#### [SHORT PROBLEM]
Find and return each line containing "Department".

===============

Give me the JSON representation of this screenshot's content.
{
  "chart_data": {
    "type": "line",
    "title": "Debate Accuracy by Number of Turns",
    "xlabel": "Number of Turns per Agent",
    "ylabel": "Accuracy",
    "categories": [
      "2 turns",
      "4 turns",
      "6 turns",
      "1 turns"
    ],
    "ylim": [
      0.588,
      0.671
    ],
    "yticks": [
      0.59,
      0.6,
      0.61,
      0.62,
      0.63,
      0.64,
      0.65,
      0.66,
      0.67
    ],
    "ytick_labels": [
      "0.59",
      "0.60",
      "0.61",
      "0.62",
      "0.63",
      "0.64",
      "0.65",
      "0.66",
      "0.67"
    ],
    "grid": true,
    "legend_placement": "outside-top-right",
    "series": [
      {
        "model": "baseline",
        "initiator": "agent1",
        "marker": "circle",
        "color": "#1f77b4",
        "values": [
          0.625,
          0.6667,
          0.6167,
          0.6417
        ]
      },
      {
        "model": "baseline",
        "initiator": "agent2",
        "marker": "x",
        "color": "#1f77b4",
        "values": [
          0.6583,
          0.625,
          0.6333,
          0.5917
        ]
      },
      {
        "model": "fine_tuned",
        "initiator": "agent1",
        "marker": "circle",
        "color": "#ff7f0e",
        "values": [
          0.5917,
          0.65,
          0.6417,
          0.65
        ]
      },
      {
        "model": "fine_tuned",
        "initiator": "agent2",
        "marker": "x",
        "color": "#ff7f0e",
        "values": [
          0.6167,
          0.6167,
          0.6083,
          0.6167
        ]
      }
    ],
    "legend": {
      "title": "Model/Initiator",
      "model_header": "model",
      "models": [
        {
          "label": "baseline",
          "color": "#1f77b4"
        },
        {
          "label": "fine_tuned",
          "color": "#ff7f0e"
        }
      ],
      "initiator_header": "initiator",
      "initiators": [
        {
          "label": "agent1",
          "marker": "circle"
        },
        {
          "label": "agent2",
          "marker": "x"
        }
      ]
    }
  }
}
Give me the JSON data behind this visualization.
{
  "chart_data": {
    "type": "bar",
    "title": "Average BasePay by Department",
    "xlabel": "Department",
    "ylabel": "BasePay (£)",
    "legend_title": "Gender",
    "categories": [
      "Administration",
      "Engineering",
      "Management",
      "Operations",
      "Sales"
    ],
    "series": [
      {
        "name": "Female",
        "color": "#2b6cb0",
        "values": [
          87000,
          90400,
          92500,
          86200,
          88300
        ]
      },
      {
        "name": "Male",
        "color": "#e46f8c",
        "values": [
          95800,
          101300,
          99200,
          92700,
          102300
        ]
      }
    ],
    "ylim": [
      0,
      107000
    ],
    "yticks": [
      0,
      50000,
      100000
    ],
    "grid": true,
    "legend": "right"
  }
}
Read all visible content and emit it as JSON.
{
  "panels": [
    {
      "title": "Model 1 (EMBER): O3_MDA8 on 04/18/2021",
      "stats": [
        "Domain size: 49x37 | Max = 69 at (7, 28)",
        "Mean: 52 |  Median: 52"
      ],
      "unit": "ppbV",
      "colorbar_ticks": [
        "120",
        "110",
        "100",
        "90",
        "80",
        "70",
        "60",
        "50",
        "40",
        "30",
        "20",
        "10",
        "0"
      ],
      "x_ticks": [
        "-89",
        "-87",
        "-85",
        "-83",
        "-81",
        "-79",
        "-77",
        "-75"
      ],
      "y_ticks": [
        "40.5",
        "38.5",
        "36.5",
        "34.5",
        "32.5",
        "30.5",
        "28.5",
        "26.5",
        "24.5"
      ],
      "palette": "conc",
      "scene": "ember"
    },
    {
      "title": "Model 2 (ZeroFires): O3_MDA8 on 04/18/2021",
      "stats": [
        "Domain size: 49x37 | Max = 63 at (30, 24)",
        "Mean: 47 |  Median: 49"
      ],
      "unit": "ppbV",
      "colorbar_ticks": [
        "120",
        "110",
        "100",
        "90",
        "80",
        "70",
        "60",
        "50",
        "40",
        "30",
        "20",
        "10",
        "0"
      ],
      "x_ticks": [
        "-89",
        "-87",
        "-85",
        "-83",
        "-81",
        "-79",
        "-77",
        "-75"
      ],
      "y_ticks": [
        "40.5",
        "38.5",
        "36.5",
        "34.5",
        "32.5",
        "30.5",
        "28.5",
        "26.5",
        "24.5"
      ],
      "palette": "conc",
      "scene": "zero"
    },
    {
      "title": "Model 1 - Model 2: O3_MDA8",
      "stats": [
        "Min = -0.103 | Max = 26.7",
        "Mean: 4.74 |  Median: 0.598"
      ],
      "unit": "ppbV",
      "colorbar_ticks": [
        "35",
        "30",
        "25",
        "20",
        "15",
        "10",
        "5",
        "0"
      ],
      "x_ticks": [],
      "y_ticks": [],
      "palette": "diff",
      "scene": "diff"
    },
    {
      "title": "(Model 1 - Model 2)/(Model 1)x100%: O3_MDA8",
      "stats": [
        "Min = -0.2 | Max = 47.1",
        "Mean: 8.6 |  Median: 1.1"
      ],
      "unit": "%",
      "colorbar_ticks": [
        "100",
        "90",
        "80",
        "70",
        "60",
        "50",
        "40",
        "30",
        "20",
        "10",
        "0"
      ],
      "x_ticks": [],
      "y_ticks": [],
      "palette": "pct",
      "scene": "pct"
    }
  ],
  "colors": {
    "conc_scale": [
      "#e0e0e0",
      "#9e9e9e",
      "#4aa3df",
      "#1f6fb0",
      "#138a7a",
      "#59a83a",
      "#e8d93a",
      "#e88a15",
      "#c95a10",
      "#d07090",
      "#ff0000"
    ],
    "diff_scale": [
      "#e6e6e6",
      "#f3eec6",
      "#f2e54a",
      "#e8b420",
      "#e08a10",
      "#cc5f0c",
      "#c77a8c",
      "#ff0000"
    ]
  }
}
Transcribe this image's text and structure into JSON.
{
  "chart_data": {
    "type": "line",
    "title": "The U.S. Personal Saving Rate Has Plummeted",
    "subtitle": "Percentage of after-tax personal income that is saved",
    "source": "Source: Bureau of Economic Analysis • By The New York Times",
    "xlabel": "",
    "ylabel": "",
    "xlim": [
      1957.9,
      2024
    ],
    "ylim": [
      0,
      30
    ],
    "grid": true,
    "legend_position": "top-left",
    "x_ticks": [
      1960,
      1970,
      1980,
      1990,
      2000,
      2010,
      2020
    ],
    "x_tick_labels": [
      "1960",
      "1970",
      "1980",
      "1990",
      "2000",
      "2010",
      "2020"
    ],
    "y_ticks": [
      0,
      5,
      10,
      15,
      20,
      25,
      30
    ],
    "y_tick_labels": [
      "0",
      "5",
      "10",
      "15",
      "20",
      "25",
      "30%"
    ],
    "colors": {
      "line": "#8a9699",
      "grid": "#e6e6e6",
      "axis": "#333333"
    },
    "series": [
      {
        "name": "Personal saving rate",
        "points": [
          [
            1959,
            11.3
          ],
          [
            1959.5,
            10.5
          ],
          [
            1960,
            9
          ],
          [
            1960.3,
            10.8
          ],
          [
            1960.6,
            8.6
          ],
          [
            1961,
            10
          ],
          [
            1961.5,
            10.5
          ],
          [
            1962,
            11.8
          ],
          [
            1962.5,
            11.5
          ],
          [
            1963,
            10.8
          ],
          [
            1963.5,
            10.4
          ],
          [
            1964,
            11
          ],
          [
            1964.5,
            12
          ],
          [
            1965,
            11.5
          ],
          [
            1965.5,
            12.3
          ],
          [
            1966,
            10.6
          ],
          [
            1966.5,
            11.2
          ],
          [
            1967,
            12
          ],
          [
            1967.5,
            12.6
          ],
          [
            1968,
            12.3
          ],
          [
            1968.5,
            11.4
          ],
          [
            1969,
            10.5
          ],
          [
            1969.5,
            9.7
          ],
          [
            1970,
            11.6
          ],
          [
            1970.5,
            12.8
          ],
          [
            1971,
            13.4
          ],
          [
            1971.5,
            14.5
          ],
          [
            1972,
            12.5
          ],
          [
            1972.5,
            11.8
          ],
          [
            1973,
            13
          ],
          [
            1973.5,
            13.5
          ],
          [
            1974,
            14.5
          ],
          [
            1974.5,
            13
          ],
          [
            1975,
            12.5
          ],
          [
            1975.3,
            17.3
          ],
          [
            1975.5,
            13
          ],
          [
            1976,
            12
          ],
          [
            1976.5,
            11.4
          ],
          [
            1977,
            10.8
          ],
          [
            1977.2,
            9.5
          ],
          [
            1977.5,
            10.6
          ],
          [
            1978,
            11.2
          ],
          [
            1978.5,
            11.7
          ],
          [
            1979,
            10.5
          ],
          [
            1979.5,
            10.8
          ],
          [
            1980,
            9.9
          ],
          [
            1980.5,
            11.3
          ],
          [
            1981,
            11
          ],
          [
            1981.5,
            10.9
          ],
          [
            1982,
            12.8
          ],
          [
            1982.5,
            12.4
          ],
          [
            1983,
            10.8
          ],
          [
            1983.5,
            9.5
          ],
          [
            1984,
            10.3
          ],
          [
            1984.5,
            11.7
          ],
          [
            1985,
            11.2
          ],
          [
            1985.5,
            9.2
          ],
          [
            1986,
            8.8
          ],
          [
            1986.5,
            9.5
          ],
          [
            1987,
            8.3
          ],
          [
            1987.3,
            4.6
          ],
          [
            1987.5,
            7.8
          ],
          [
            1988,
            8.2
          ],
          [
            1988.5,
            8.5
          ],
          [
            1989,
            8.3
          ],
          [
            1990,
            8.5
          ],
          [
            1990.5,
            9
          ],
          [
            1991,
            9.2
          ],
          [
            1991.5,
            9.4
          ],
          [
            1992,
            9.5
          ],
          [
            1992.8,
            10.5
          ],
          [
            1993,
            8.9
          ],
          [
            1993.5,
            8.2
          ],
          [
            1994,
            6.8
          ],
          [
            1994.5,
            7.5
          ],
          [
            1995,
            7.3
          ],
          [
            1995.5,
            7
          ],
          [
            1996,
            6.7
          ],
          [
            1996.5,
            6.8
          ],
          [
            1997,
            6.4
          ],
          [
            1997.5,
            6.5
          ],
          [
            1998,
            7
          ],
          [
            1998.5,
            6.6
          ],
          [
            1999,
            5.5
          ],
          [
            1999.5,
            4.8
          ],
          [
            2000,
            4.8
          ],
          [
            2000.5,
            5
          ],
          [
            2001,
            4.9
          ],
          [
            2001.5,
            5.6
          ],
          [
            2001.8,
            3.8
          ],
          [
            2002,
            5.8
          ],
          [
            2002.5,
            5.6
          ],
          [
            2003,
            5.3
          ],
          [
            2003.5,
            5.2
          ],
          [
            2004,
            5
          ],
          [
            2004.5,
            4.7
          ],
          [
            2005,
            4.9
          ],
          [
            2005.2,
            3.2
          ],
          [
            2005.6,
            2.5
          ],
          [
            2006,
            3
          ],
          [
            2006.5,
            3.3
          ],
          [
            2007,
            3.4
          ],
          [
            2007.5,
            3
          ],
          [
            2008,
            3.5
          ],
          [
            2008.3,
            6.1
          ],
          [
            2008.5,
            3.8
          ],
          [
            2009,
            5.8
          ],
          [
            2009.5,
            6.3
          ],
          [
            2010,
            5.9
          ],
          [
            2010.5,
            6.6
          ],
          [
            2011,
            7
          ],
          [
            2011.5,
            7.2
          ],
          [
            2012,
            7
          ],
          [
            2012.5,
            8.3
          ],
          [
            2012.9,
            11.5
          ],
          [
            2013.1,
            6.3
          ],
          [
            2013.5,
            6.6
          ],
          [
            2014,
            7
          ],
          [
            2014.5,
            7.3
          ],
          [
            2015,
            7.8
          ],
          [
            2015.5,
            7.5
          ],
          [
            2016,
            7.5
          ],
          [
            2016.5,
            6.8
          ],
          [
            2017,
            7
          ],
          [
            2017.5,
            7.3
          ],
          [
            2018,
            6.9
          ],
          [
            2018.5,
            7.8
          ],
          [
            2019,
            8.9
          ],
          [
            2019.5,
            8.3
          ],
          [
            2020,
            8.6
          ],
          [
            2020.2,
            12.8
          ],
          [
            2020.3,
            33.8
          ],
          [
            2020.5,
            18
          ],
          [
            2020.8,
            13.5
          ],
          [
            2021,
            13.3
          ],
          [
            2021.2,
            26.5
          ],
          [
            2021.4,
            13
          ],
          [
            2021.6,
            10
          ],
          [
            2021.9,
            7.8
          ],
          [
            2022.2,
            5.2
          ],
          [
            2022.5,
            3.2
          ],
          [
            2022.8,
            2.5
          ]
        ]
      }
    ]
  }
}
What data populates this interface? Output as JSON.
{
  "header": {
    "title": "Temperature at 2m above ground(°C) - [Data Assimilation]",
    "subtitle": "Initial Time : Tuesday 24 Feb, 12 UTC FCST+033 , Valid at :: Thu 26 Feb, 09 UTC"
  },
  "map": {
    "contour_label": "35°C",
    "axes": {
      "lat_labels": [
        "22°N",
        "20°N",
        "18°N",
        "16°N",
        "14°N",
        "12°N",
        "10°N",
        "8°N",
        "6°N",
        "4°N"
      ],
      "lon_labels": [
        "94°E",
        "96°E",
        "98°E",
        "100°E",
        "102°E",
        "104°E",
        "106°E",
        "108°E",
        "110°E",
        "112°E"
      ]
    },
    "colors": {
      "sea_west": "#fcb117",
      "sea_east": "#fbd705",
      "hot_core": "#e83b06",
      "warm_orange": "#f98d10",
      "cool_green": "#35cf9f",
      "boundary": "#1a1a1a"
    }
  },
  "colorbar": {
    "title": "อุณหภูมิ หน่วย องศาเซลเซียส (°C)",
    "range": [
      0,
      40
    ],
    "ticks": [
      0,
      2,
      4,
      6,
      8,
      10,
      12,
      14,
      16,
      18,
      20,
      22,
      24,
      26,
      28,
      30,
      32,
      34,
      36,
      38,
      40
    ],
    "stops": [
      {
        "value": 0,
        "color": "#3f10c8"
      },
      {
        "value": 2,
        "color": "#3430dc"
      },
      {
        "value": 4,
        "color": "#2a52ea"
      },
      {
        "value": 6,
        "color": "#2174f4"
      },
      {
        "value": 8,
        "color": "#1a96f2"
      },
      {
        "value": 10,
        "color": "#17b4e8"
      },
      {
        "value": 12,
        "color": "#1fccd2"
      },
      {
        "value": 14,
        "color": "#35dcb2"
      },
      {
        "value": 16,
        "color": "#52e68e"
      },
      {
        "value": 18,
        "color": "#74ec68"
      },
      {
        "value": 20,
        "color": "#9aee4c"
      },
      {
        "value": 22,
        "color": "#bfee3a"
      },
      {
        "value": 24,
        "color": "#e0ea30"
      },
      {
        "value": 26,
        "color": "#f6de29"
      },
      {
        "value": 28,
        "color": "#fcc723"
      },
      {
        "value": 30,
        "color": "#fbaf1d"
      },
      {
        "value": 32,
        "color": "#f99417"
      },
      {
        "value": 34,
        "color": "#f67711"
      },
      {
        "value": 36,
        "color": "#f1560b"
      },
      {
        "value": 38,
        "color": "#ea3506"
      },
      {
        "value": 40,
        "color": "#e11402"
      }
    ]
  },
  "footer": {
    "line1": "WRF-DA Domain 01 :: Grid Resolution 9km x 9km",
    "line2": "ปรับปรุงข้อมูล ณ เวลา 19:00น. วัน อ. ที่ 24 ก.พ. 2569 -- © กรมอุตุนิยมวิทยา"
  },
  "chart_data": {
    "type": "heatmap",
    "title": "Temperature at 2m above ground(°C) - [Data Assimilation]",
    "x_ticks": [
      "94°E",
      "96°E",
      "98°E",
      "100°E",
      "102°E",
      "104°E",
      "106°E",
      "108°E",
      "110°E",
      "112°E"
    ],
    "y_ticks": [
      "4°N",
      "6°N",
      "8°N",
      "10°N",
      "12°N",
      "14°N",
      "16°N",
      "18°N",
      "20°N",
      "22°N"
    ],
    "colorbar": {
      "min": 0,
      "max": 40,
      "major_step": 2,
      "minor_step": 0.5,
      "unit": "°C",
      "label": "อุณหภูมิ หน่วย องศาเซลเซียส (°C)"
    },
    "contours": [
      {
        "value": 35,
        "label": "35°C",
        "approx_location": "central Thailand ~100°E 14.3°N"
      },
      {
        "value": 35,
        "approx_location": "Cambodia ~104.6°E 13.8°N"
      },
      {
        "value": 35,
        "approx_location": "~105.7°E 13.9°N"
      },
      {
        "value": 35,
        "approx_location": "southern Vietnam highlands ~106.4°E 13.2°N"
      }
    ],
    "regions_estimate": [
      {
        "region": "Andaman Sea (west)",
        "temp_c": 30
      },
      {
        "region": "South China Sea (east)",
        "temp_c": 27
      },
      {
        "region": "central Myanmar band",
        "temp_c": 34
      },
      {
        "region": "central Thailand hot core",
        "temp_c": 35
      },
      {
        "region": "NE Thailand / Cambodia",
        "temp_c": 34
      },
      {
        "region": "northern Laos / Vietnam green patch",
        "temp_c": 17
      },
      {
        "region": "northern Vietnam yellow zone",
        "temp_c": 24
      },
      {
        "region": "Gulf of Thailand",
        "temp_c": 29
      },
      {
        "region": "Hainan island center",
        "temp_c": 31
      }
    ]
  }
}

===============

#### [RESPONSE]
    "title": "Average BasePay by Department",
    "xlabel": "Department",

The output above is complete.